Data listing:
*-*-*

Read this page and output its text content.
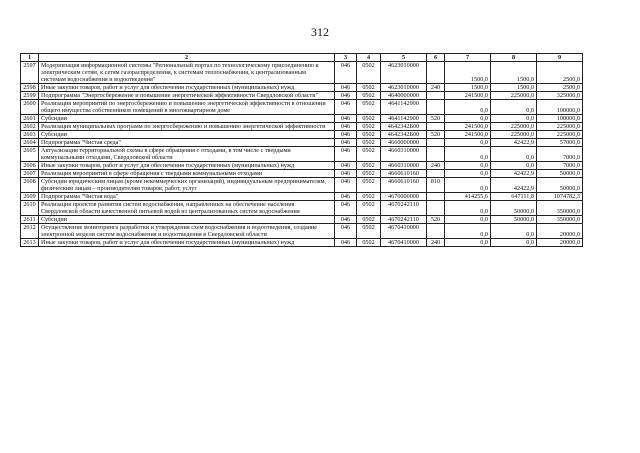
312
1	2	3	4	5	6	7	8	9
2597	Модернизация информационной системы "Региональный портал по технологическому присоединению к электрическим сетям, к сетям газораспределения, к системам теплоснабжения, к централизованным системам водоснабжения и водоотведения"	046	0502	4623010000		1500,0	1500,0	2500,0
2598	Иные закупки товаров, работ и услуг для обеспечения государственных (муниципальных) нужд	046	0502	4623010000	240	1500,0	1500,0	2500,0
2599	Подпрограмма "Энергосбережение и повышение энергетической эффективности Свердловской области"	046	0502	4640000000		241500,0	225000,0	325000,0
2600	Реализация мероприятий по энергосбережению и повышению энергетической эффективности в отношении общего имущества собственников помещений в многоквартирном доме	046	0502	4641142900		0,0	0,0	100000,0
2601	Субсидии	046	0502	4641142900	520	0,0	0,0	100000,0
2602	Реализация муниципальных программ по энергосбережению и повышению энергетической эффективности	046	0502	4642342Б00		241500,0	225000,0	225000,0
2603	Субсидии	046	0502	4642342Б00	520	241500,0	225000,0	225000,0
2604	Подпрограмма "Чистая среда"	046	0502	4660000000		0,0	42422,9	57000,0
2605	Актуализация территориальной схемы в сфере обращения с отходами, в том числе с твердыми коммунальными отходами, Свердловской области	046	0502	4660310000		0,0	0,0	7000,0
2606	Иные закупки товаров, работ и услуг для обеспечения государственных (муниципальных) нужд	046	0502	4660310000	240	0,0	0,0	7000,0
2607	Реализация мероприятий в сфере обращения с твердыми коммунальными отходами	046	0502	4660610160		0,0	42422,9	50000,0
2608	Субсидии юридическим лицам (кроме некоммерческих организаций), индивидуальным предпринимателям, физическим лицам – производителям товаров, работ, услуг	046	0502	4660610160	810	0,0	42422,9	50000,0
2609	Подпрограмма "Чистая вода"	046	0502	4670000000		414255,6	647111,8	1074782,3
2610	Реализация проектов развития систем водоснабжения, направленных на обеспечение населения Свердловской области качественной питьевой водой из централизованных систем водоснабжения	046	0502	4670242110		0,0	50000,0	350000,0
2611	Субсидии	046	0502	4670242110	520	0,0	50000,0	350000,0
2612	Осуществление мониторинга разработки и утверждения схем водоснабжения и водоотведения, создание электронной модели систем водоснабжения и водоотведения в Свердловской области	046	0502	4670410000		0,0	0,0	20000,0
2613	Иные закупки товаров, работ и услуг для обеспечения государственных (муниципальных) нужд	046	0502	4670410000	240	0,0	0,0	20000,0
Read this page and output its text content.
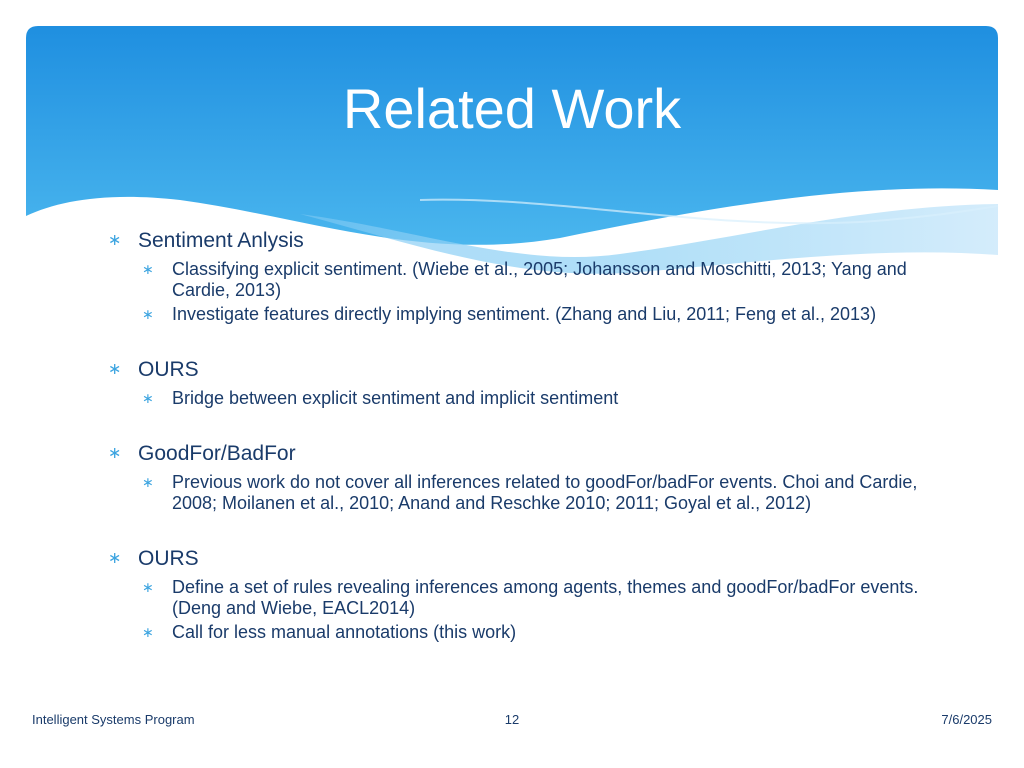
Related Work
∗ Sentiment Anlysis
∗ Classifying explicit sentiment. (Wiebe et al., 2005; Johansson and Moschitti, 2013; Yang and Cardie, 2013)
∗ Investigate features directly implying sentiment. (Zhang and Liu, 2011; Feng et al., 2013)
∗ OURS
∗ Bridge between explicit sentiment and implicit sentiment
∗ GoodFor/BadFor
∗ Previous work do not cover all inferences related to goodFor/badFor events. Choi and Cardie, 2008; Moilanen et al., 2010; Anand and Reschke 2010; 2011; Goyal et al., 2012)
∗ OURS
∗ Define a set of rules revealing inferences among agents, themes and goodFor/badFor events. (Deng and Wiebe, EACL2014)
∗ Call for less manual annotations (this work)
Intelligent Systems Program	12	7/6/2025
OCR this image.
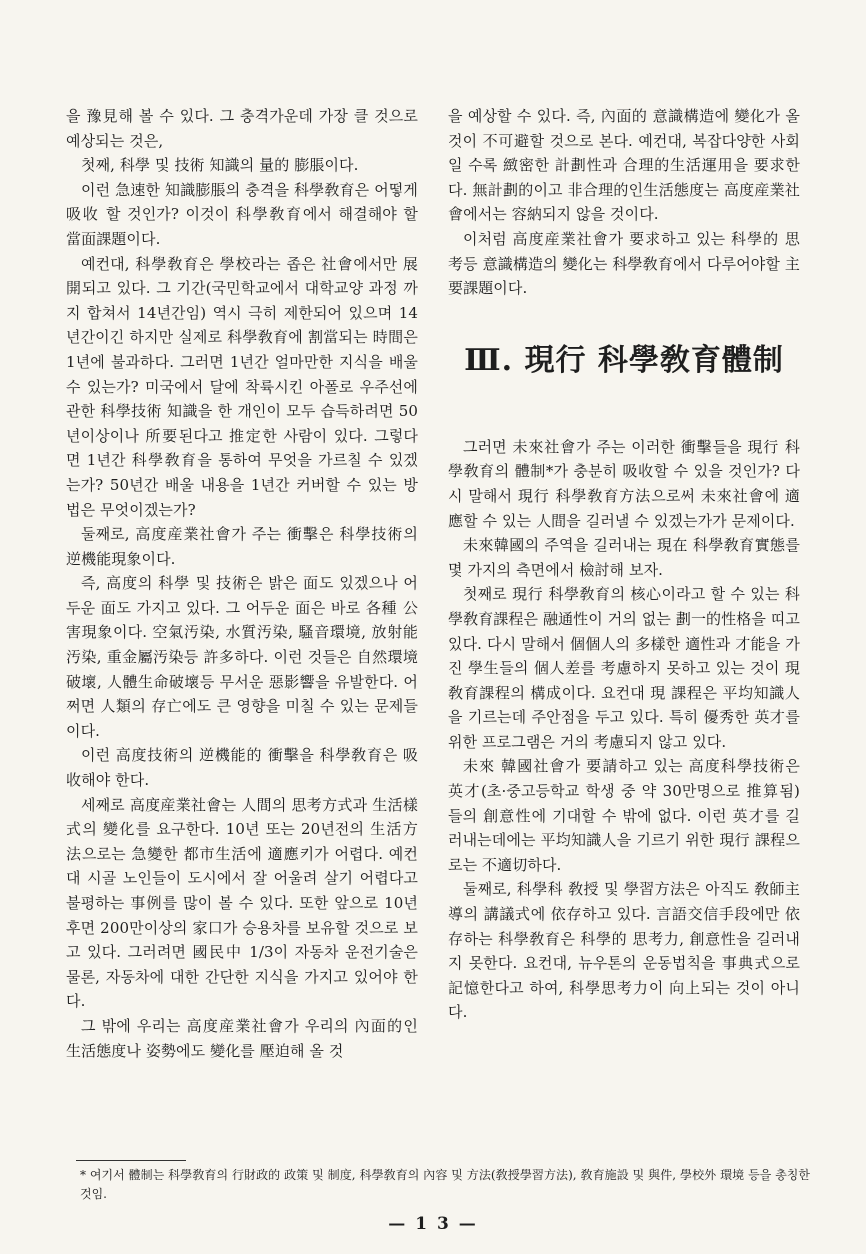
을 豫見해 볼 수 있다. 그 충격가운데 가장 클 것으로 예상되는 것은,

첫째, 科學 및 技術 知識의 量的 膨脹이다.

이런 急速한 知識膨脹의 충격을 科學敎育은 어떻게 吸收 할 것인가? 이것이 科學敎育에서 해결해야 할 當面課題이다.

예컨대, 科學敎育은 學校라는 좁은 社會에서만 展開되고 있다. 그 기간(국민학교에서 대학교양 과정 까지 합쳐서 14년간임) 역시 극히 제한되어 있으며 14년간이긴 하지만 실제로 科學敎育에 割當되는 時間은 1년에 불과하다. 그러면 1년간 얼마만한 지식을 배울 수 있는가? 미국에서 달에 착륙시킨 아폴로 우주선에 관한 科學技術 知識을 한 개인이 모두 습득하려면 50년이상이나 所要된다고 推定한 사람이 있다. 그렇다면 1년간 科學敎育을 통하여 무엇을 가르칠 수 있겠는가? 50년간 배울 내용을 1년간 커버할 수 있는 방법은 무엇이겠는가?

둘째로, 高度産業社會가 주는 衝擊은 科學技術의 逆機能現象이다.

즉, 高度의 科學 및 技術은 밝은 面도 있겠으나 어두운 面도 가지고 있다. 그 어두운 面은 바로 各種 公害現象이다. 空氣汚染, 水質汚染, 騷音環境, 放射能汚染, 重金屬汚染등 許多하다. 이런 것들은 自然環境破壞, 人體生命破壞등 무서운 惡影響을 유발한다. 어쩌면 人類의 存亡에도 큰 영향을 미칠 수 있는 문제들이다.

이런 高度技術의 逆機能的 衝擊을 科學敎育은 吸收해야 한다.

세째로 高度産業社會는 人間의 思考方式과 生活樣式의 變化를 요구한다. 10년 또는 20년전의 生活方法으로는 急變한 都市生活에 適應키가 어렵다. 예컨대 시골 노인들이 도시에서 잘 어울려 살기 어렵다고 불평하는 事例를 많이 볼 수 있다. 또한 앞으로 10년 후면 200만이상의 家口가 승용차를 보유할 것으로 보고 있다. 그러려면 國民中 1/3이 자동차 운전기술은 물론, 자동차에 대한 간단한 지식을 가지고 있어야 한다.

그 밖에 우리는 高度産業社會가 우리의 內面的인 生活態度나 姿勢에도 變化를 壓迫해 올 것

을 예상할 수 있다. 즉, 內面的 意識構造에 變化가 올 것이 不可避할 것으로 본다. 예컨대, 복잡다양한 사회일 수록 緻密한 計劃性과 合理的生活運用을 要求한다. 無計劃的이고 非合理的인生活態度는 高度産業社會에서는 容納되지 않을 것이다.

이처럼 高度産業社會가 要求하고 있는 科學的 思考등 意識構造의 變化는 科學敎育에서 다루어야할 主要課題이다.

Ⅲ. 現行 科學敎育體制

그러면 未來社會가 주는 이러한 衝擊들을 現行 科學敎育의 體制*가 충분히 吸收할 수 있을 것인가? 다시 말해서 現行 科學敎育方法으로써 未來社會에 適應할 수 있는 人間을 길러낼 수 있겠는가가 문제이다.

未來韓國의 주역을 길러내는 現在 科學敎育實態를 몇 가지의 측면에서 檢討해 보자.

첫째로 現行 科學敎育의 核心이라고 할 수 있는 科學敎育課程은 融通性이 거의 없는 劃一的性格을 띠고 있다. 다시 말해서 個個人의 多樣한 適性과 才能을 가진 學生들의 個人差를 考慮하지 못하고 있는 것이 現 敎育課程의 構成이다. 요컨대 現 課程은 平均知識人을 기르는데 주안점을 두고 있다. 특히 優秀한 英才를 위한 프로그램은 거의 考慮되지 않고 있다.

未來 韓國社會가 要請하고 있는 高度科學技術은 英才(초·중고등학교 학생 중 약 30만명으로 推算됨)들의 創意性에 기대할 수 밖에 없다. 이런 英才를 길러내는데에는 平均知識人을 기르기 위한 現行 課程으로는 不適切하다.

둘째로, 科學科 敎授 및 學習方法은 아직도 敎師主導의 講議式에 依存하고 있다. 言語交信手段에만 依存하는 科學敎育은 科學的 思考力, 創意性을 길러내지 못한다. 요컨대, 뉴우톤의 운동법칙을 事典式으로 記憶한다고 하여, 科學思考力이 向上되는 것이 아니다.

* 여기서 體制는 科學敎育의 行財政的 政策 및 制度, 科學敎育의 內容 및 方法(敎授學習方法), 敎育施設 및 與件, 學校外 環境 등을 총칭한 것임.
— 1 3 —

*-*-*

Exercise task:
Which lines in the data above contain "Чистая"? Show each one.

Full response:
2604	Подпрограмма "Чистая среда"	046	0502	4660000000		0,0	42422,9	57000,0
2609	Подпрограмма "Чистая вода"	046	0502	4670000000		414255,6	647111,8	1074782,3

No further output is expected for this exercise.